--- START OF Information provided ---

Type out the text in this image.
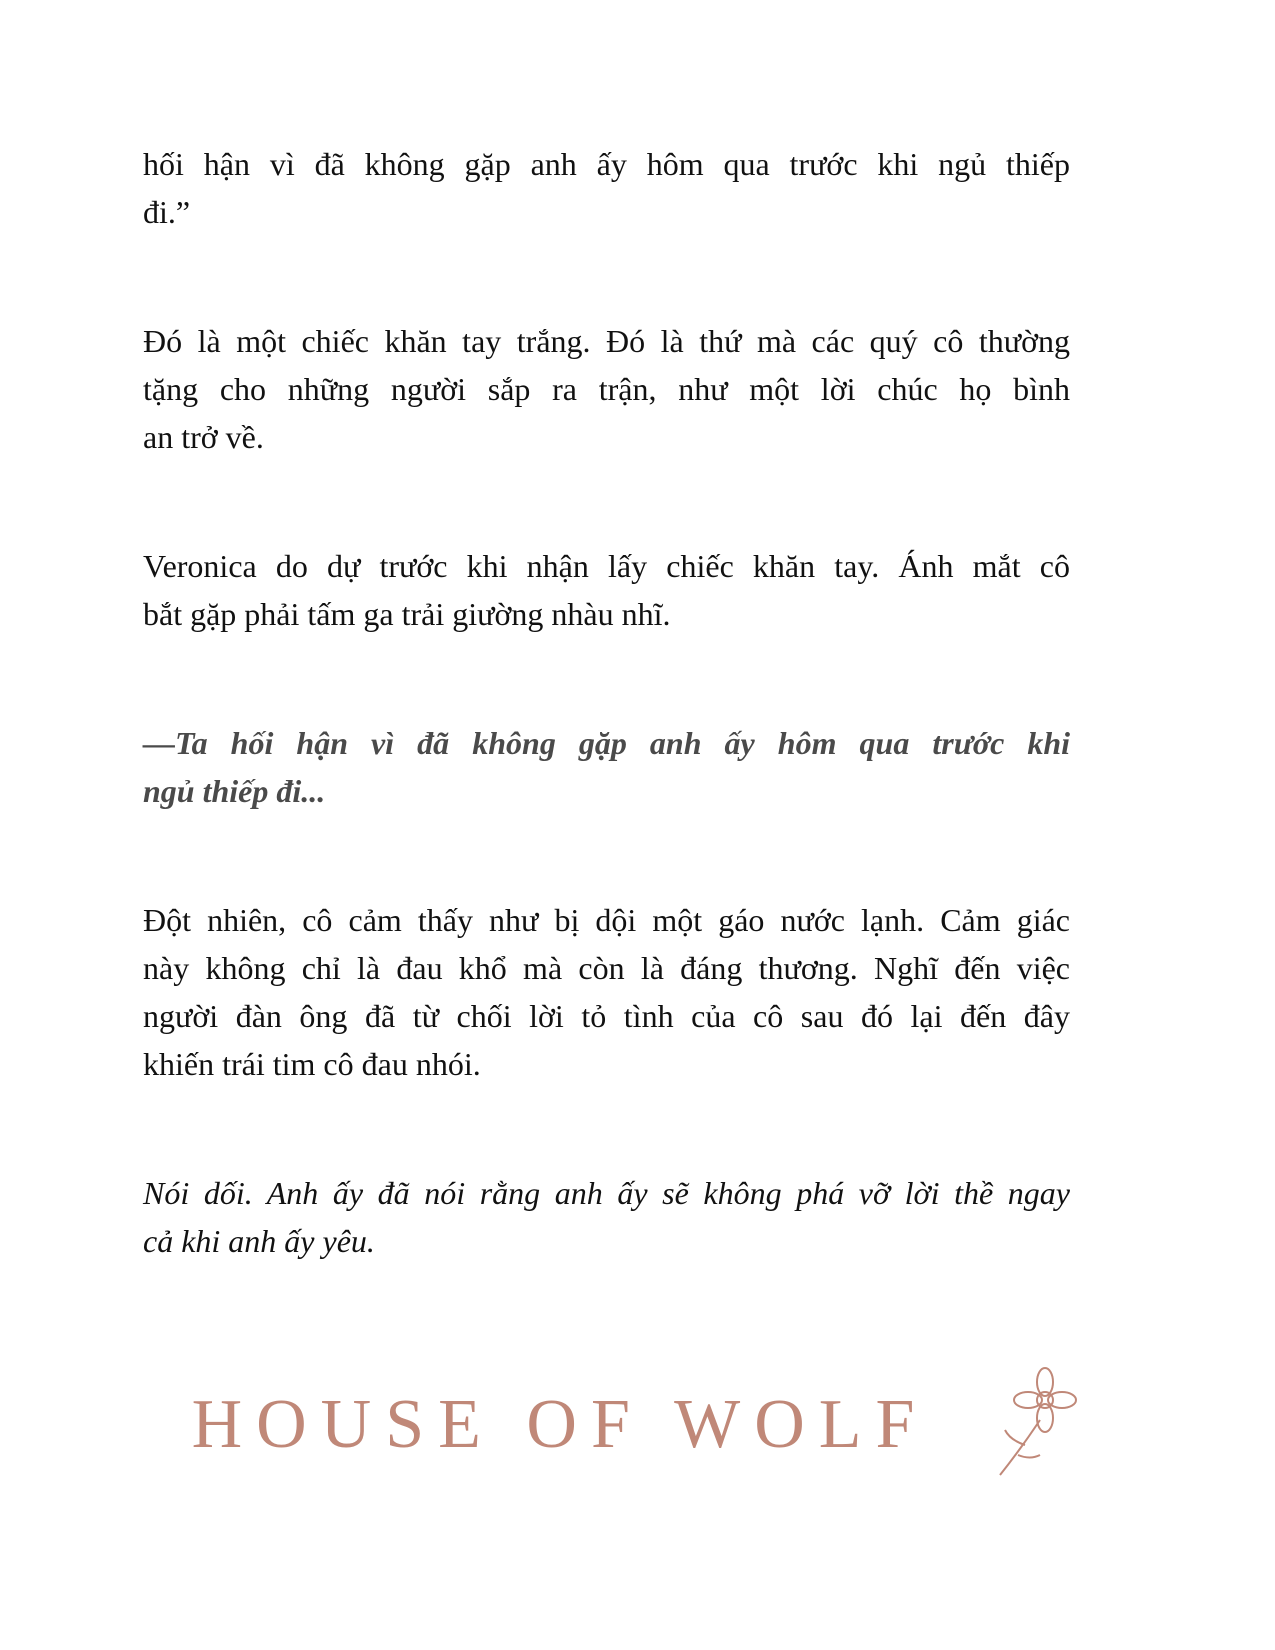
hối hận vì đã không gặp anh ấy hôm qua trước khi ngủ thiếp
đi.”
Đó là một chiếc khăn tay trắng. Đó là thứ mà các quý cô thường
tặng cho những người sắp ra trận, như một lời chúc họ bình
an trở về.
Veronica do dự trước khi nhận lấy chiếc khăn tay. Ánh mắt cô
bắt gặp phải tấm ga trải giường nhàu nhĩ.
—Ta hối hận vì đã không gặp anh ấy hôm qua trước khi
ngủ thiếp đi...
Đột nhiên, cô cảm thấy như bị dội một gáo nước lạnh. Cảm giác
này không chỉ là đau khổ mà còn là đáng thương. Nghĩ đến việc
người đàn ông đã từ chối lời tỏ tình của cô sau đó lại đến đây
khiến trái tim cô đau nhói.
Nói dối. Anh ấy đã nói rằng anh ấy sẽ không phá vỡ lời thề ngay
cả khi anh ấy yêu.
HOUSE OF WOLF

--- END OF Information provided ---

Copy every line that includes the string "thiếp" from the material above.

__The answer__
hối hận vì đã không gặp anh ấy hôm qua trước khi ngủ thiếp
ngủ thiếp đi...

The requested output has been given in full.